→ Requirements: Repeat the whole listing exactly.

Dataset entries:

:::

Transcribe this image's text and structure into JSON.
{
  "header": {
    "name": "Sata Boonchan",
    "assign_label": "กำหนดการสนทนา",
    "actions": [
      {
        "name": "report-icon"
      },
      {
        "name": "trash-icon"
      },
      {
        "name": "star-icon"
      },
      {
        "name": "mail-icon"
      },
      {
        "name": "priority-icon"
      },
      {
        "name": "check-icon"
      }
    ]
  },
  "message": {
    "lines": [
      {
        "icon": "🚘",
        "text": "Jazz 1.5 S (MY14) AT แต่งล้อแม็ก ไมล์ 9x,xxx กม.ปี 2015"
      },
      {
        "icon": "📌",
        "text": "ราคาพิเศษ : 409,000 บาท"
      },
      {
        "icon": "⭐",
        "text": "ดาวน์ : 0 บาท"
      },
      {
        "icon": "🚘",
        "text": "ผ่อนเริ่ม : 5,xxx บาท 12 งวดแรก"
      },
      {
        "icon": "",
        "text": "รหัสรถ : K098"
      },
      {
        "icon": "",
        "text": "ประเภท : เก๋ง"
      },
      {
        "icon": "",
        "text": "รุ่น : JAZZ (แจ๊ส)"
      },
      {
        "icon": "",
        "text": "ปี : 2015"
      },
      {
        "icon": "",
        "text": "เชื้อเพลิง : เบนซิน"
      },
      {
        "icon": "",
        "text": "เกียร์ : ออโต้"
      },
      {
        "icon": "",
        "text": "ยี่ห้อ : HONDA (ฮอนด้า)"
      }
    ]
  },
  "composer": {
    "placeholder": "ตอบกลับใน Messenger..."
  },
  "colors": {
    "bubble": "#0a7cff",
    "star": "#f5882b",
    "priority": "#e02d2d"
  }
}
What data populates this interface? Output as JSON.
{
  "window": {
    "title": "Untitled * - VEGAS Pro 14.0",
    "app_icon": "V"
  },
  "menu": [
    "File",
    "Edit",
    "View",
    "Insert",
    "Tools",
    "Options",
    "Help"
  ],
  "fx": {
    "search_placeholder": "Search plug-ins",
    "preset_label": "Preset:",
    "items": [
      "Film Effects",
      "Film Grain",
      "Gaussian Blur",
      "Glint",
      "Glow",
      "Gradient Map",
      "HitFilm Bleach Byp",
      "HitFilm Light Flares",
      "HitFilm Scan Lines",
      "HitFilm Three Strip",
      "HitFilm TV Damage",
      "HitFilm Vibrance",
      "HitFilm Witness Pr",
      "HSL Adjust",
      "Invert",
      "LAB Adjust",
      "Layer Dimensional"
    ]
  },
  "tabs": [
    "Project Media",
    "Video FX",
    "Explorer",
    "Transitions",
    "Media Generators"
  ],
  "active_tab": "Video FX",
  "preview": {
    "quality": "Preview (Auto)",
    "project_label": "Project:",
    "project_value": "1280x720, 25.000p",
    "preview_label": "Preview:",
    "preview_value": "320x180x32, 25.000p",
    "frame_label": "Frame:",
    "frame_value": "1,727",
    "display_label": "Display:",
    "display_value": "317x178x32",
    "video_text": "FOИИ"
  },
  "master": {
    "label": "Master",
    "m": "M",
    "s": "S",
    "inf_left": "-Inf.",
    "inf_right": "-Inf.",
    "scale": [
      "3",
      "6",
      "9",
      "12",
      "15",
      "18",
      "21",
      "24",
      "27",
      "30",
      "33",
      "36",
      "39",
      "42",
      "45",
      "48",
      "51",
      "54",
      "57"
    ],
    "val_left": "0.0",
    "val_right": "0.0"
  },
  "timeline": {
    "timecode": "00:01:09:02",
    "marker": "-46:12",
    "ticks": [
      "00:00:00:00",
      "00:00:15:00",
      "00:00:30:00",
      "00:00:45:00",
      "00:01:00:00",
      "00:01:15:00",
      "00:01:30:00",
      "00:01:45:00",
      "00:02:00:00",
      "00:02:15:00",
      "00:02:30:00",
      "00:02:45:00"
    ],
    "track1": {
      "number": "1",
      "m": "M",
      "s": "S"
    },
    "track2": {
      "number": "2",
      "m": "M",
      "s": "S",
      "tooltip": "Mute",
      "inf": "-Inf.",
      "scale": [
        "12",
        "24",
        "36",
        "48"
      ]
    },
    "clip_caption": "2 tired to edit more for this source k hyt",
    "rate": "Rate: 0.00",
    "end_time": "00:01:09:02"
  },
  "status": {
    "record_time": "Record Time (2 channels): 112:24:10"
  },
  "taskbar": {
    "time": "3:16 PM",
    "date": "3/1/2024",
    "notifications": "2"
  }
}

:::

→ Written answer:
Transcribe this image's text and structure into JSON.
{
  "header": {
    "name": "Sata Boonchan",
    "assign_label": "กำหนดการสนทนา",
    "actions": [
      {
        "name": "report-icon"
      },
      {
        "name": "trash-icon"
      },
      {
        "name": "star-icon"
      },
      {
        "name": "mail-icon"
      },
      {
        "name": "priority-icon"
      },
      {
        "name": "check-icon"
      }
    ]
  },
  "message": {
    "lines": [
      {
        "icon": "🚘",
        "text": "Jazz 1.5 S (MY14) AT แต่งล้อแม็ก ไมล์ 9x,xxx กม.ปี 2015"
      },
      {
        "icon": "📌",
        "text": "ราคาพิเศษ : 409,000 บาท"
      },
      {
        "icon": "⭐",
        "text": "ดาวน์ : 0 บาท"
      },
      {
        "icon": "🚘",
        "text": "ผ่อนเริ่ม : 5,xxx บาท 12 งวดแรก"
      },
      {
        "icon": "",
        "text": "รหัสรถ : K098"
      },
      {
        "icon": "",
        "text": "ประเภท : เก๋ง"
      },
      {
        "icon": "",
        "text": "รุ่น : JAZZ (แจ๊ส)"
      },
      {
        "icon": "",
        "text": "ปี : 2015"
      },
      {
        "icon": "",
        "text": "เชื้อเพลิง : เบนซิน"
      },
      {
        "icon": "",
        "text": "เกียร์ : ออโต้"
      },
      {
        "icon": "",
        "text": "ยี่ห้อ : HONDA (ฮอนด้า)"
      }
    ]
  },
  "composer": {
    "placeholder": "ตอบกลับใน Messenger..."
  },
  "colors": {
    "bubble": "#0a7cff",
    "star": "#f5882b",
    "priority": "#e02d2d"
  }
}
What data populates this interface? Output as JSON.
{
  "window": {
    "title": "Untitled * - VEGAS Pro 14.0",
    "app_icon": "V"
  },
  "menu": [
    "File",
    "Edit",
    "View",
    "Insert",
    "Tools",
    "Options",
    "Help"
  ],
  "fx": {
    "search_placeholder": "Search plug-ins",
    "preset_label": "Preset:",
    "items": [
      "Film Effects",
      "Film Grain",
      "Gaussian Blur",
      "Glint",
      "Glow",
      "Gradient Map",
      "HitFilm Bleach Byp",
      "HitFilm Light Flares",
      "HitFilm Scan Lines",
      "HitFilm Three Strip",
      "HitFilm TV Damage",
      "HitFilm Vibrance",
      "HitFilm Witness Pr",
      "HSL Adjust",
      "Invert",
      "LAB Adjust",
      "Layer Dimensional"
    ]
  },
  "tabs": [
    "Project Media",
    "Video FX",
    "Explorer",
    "Transitions",
    "Media Generators"
  ],
  "active_tab": "Video FX",
  "preview": {
    "quality": "Preview (Auto)",
    "project_label": "Project:",
    "project_value": "1280x720, 25.000p",
    "preview_label": "Preview:",
    "preview_value": "320x180x32, 25.000p",
    "frame_label": "Frame:",
    "frame_value": "1,727",
    "display_label": "Display:",
    "display_value": "317x178x32",
    "video_text": "FOИИ"
  },
  "master": {
    "label": "Master",
    "m": "M",
    "s": "S",
    "inf_left": "-Inf.",
    "inf_right": "-Inf.",
    "scale": [
      "3",
      "6",
      "9",
      "12",
      "15",
      "18",
      "21",
      "24",
      "27",
      "30",
      "33",
      "36",
      "39",
      "42",
      "45",
      "48",
      "51",
      "54",
      "57"
    ],
    "val_left": "0.0",
    "val_right": "0.0"
  },
  "timeline": {
    "timecode": "00:01:09:02",
    "marker": "-46:12",
    "ticks": [
      "00:00:00:00",
      "00:00:15:00",
      "00:00:30:00",
      "00:00:45:00",
      "00:01:00:00",
      "00:01:15:00",
      "00:01:30:00",
      "00:01:45:00",
      "00:02:00:00",
      "00:02:15:00",
      "00:02:30:00",
      "00:02:45:00"
    ],
    "track1": {
      "number": "1",
      "m": "M",
      "s": "S"
    },
    "track2": {
      "number": "2",
      "m": "M",
      "s": "S",
      "tooltip": "Mute",
      "inf": "-Inf.",
      "scale": [
        "12",
        "24",
        "36",
        "48"
      ]
    },
    "clip_caption": "2 tired to edit more for this source k hyt",
    "rate": "Rate: 0.00",
    "end_time": "00:01:09:02"
  },
  "status": {
    "record_time": "Record Time (2 channels): 112:24:10"
  },
  "taskbar": {
    "time": "3:16 PM",
    "date": "3/1/2024",
    "notifications": "2"
  }
}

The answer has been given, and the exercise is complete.